Job |
Locate each line of the material that contains "does", then return it.

• • • •

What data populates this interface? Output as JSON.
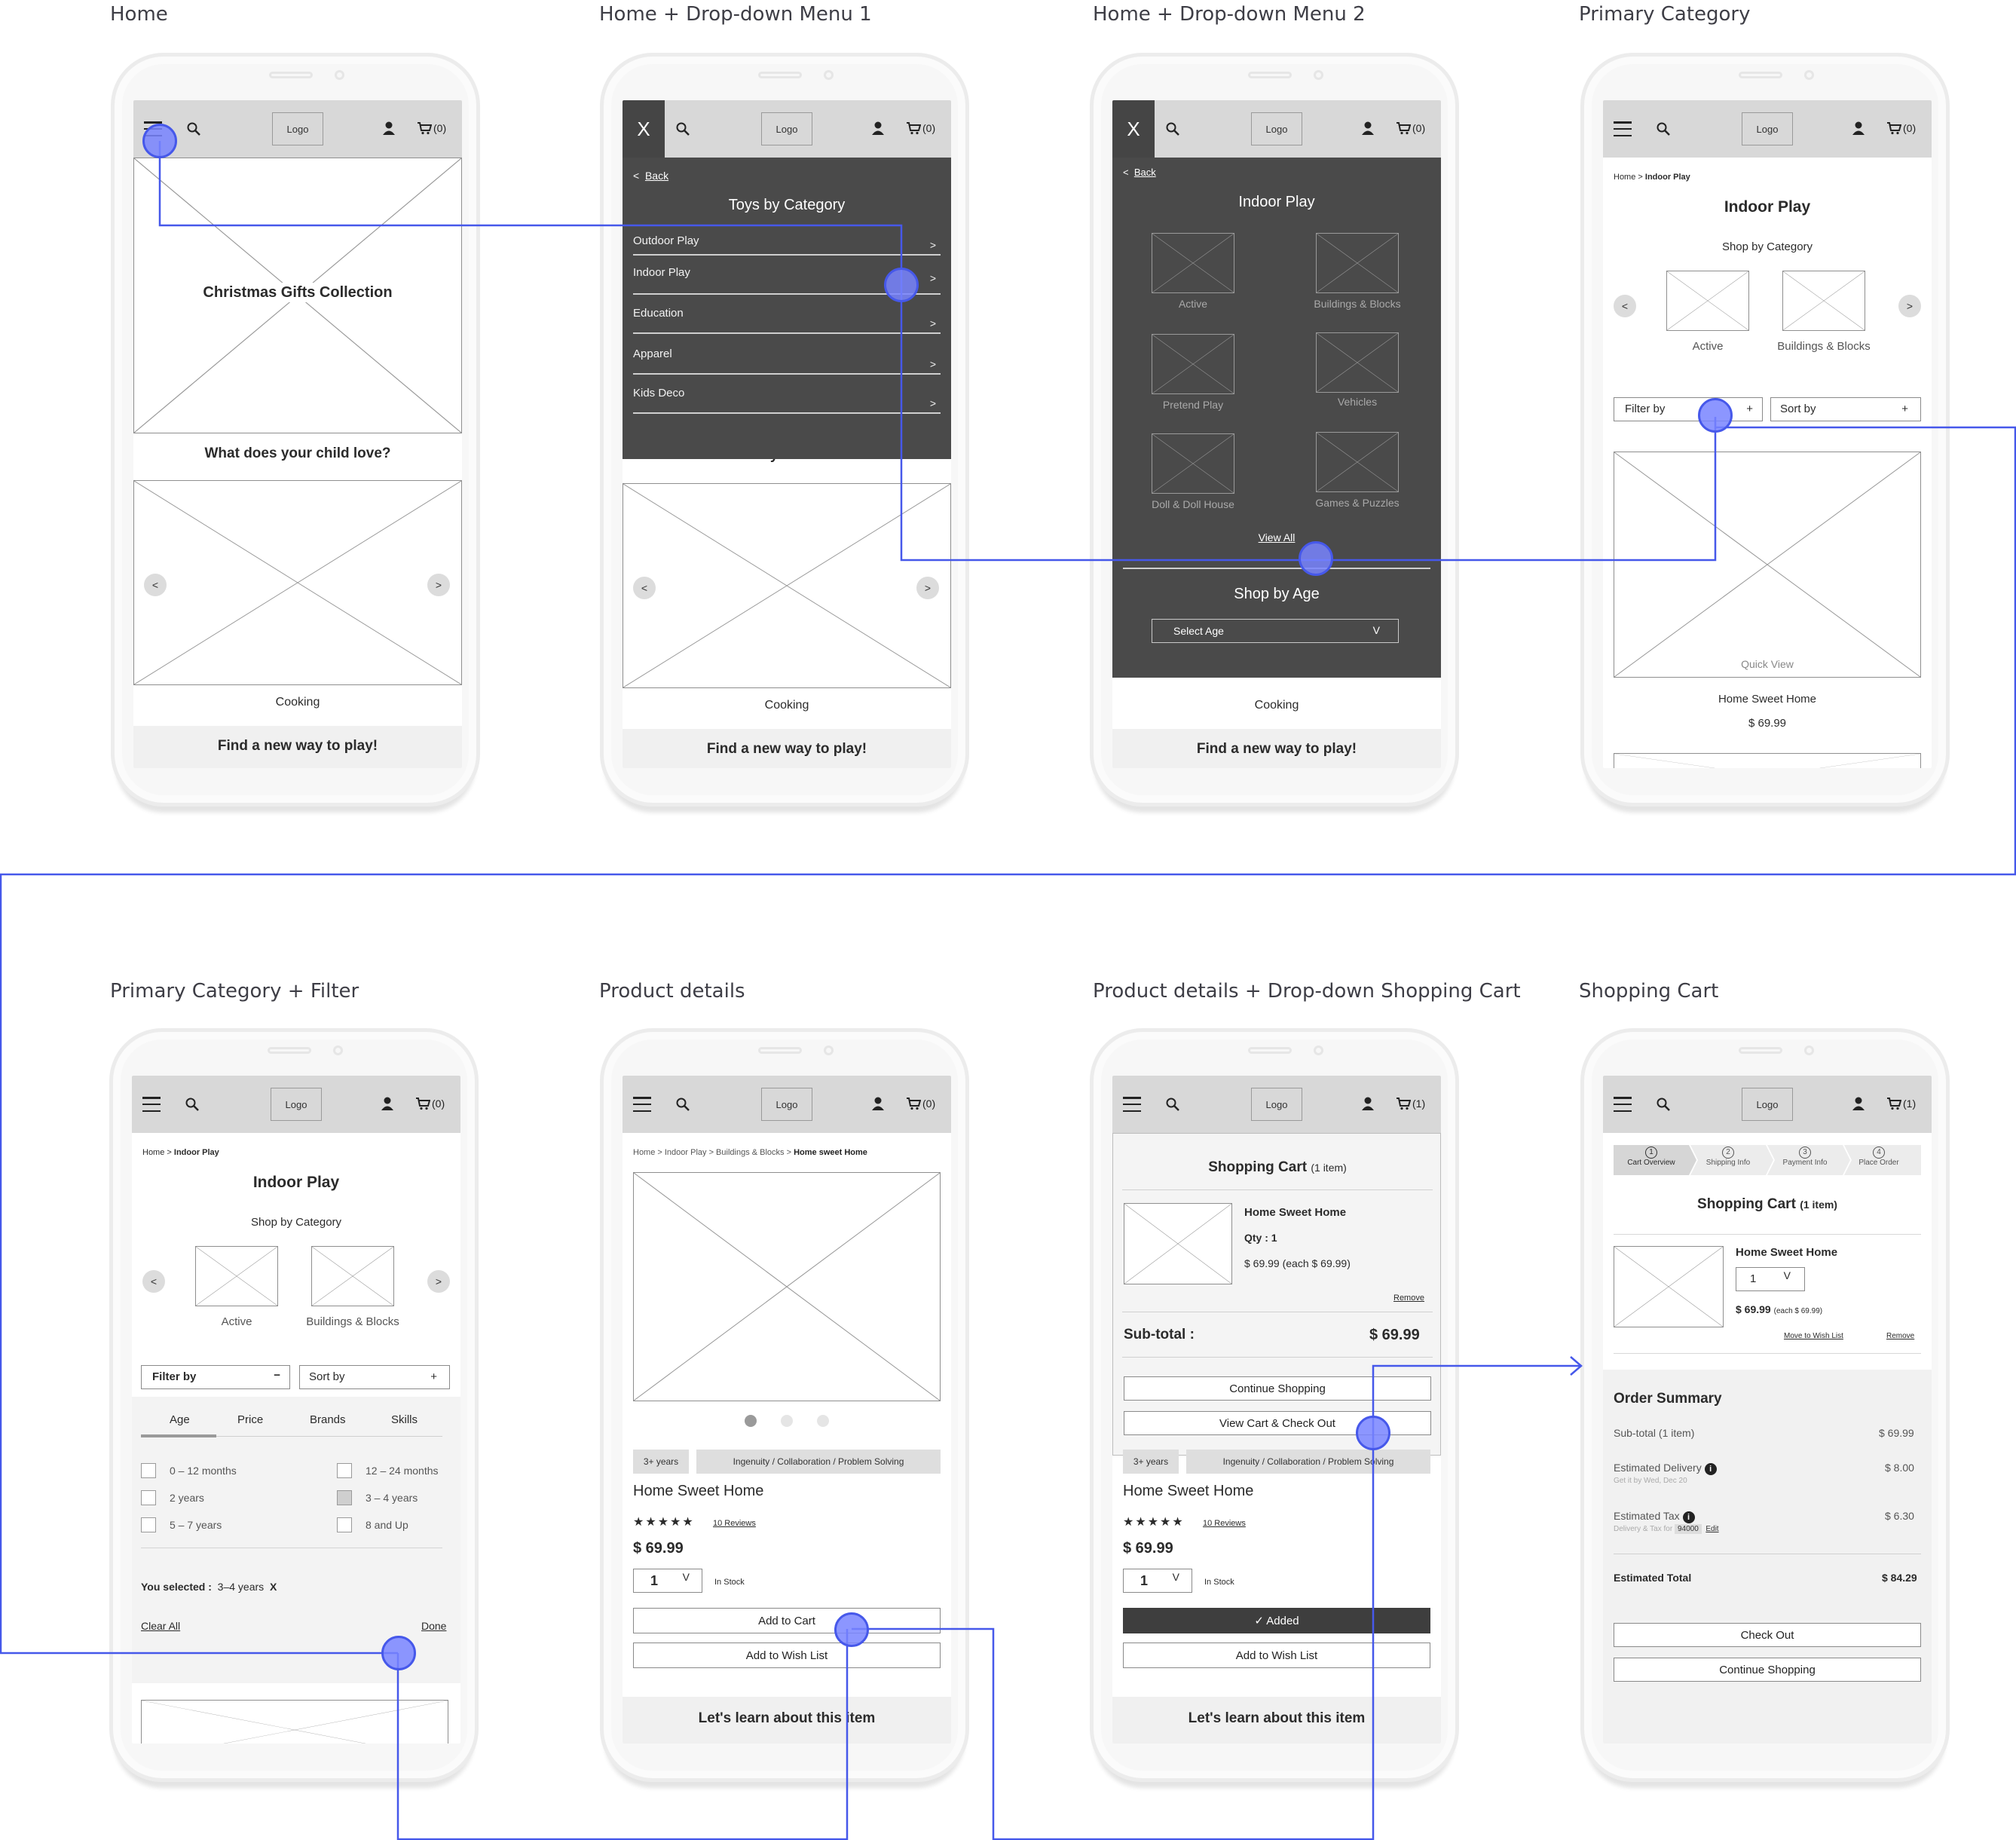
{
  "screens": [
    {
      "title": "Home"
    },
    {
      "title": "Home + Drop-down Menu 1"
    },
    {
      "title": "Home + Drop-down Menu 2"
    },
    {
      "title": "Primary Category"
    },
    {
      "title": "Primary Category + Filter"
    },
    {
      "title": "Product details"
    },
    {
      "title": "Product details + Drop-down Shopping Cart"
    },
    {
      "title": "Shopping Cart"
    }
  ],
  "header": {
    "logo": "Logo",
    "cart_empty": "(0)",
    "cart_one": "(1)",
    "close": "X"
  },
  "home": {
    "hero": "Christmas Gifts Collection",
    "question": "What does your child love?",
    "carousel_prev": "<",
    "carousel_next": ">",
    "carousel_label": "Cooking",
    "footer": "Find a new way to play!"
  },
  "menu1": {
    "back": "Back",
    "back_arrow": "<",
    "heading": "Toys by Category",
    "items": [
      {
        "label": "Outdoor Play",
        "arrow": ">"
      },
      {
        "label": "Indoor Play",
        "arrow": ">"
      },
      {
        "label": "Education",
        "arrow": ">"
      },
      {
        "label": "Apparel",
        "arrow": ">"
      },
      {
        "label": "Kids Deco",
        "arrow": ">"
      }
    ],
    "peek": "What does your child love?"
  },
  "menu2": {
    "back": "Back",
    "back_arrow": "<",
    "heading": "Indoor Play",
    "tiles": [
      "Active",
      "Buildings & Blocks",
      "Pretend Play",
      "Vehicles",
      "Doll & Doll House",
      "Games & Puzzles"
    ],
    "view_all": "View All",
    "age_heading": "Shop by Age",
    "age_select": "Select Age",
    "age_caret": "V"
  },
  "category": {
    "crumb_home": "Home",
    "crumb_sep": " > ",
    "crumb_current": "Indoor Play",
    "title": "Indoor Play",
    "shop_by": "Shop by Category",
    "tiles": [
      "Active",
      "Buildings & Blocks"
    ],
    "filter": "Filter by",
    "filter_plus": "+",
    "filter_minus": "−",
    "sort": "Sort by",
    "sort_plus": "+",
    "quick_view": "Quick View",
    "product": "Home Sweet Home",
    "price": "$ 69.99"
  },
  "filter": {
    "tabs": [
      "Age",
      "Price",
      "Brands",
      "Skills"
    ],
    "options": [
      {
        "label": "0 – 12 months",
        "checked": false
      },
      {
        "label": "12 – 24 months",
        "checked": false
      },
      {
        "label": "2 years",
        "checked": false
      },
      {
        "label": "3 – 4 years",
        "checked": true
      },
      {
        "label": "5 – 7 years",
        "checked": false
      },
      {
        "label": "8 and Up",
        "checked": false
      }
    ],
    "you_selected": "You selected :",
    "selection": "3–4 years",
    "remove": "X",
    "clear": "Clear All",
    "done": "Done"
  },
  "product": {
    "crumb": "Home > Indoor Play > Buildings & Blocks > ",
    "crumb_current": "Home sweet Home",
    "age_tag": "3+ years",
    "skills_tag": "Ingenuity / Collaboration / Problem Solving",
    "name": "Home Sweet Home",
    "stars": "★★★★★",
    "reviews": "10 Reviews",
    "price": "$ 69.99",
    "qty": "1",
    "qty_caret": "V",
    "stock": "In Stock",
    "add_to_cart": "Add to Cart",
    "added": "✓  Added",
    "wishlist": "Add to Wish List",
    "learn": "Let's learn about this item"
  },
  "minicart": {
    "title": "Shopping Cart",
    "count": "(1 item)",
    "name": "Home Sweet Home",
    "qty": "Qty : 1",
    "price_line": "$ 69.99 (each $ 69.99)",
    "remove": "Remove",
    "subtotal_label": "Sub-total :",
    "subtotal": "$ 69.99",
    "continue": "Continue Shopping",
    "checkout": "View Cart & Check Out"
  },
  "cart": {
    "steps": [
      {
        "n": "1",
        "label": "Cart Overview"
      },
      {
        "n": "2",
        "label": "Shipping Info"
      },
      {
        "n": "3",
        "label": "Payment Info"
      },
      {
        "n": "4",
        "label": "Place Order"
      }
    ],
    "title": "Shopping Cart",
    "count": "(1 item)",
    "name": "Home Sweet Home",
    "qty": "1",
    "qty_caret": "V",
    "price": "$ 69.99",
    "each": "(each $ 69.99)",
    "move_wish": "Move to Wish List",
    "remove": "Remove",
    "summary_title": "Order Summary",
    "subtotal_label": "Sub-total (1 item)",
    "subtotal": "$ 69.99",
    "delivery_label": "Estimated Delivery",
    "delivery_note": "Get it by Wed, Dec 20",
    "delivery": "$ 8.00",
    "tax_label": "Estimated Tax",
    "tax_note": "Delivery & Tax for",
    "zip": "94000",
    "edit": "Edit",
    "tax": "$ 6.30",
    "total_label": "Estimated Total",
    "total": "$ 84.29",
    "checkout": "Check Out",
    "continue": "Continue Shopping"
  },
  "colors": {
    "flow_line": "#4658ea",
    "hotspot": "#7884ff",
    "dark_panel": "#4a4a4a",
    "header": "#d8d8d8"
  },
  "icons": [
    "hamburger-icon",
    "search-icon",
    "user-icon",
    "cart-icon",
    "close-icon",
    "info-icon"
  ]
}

• • • •

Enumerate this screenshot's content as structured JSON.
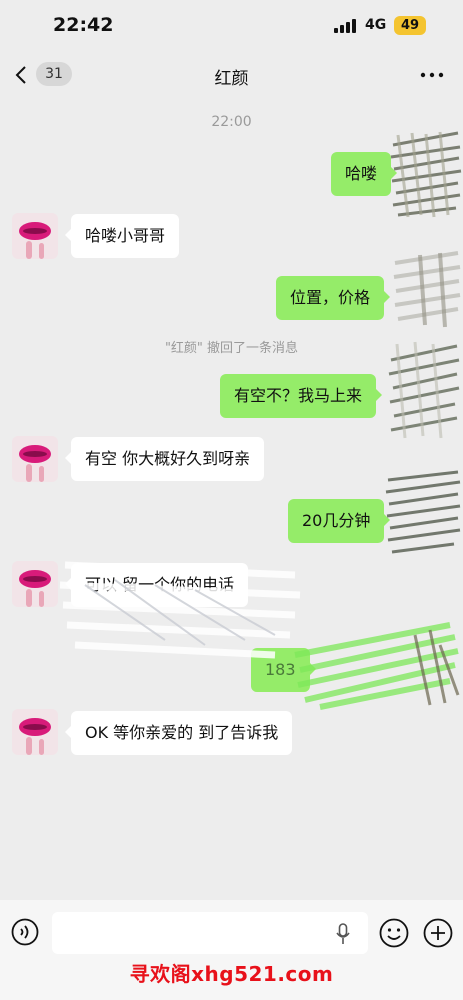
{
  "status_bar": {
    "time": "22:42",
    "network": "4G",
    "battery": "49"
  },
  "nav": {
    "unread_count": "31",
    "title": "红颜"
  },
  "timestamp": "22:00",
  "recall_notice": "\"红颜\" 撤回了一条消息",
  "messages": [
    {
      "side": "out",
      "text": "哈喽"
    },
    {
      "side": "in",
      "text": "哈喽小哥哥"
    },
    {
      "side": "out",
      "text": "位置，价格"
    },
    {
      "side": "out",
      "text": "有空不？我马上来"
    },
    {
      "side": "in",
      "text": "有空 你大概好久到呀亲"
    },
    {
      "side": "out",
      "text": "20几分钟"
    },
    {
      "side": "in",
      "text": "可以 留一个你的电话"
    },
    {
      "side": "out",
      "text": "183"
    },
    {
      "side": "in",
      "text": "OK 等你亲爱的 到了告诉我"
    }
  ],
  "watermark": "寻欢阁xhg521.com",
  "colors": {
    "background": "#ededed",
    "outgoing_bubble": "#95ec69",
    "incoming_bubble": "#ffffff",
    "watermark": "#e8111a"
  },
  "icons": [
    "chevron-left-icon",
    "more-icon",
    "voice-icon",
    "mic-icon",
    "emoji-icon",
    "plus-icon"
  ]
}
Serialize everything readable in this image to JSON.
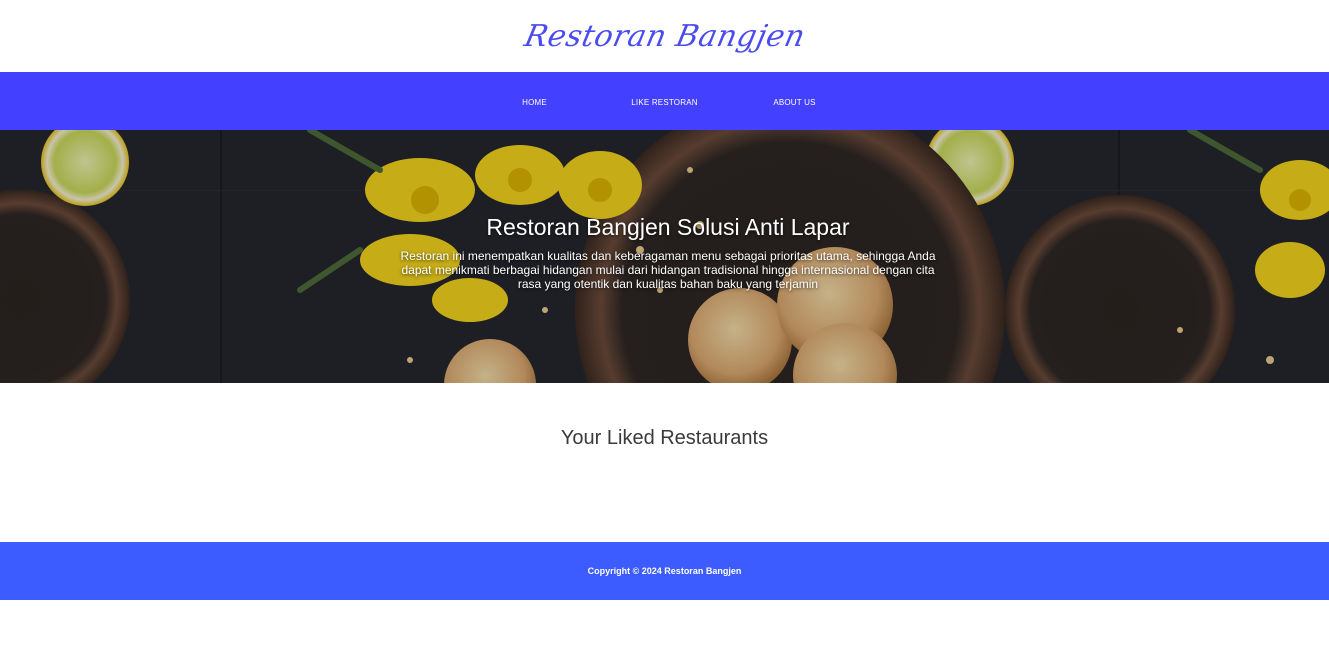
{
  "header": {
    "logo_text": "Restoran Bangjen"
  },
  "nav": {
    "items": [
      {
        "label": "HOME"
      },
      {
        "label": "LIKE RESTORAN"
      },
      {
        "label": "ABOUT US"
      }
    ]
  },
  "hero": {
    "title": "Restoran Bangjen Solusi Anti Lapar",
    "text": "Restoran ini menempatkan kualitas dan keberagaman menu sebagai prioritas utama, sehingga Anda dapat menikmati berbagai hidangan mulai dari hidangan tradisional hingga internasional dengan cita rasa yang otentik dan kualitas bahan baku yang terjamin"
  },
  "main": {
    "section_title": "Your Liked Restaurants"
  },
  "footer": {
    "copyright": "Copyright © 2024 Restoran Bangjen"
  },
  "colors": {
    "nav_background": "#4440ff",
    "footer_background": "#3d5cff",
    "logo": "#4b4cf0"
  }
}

• • • •

Reply |
    "question": "What does your child love?",
    "peek": "What does your child love?"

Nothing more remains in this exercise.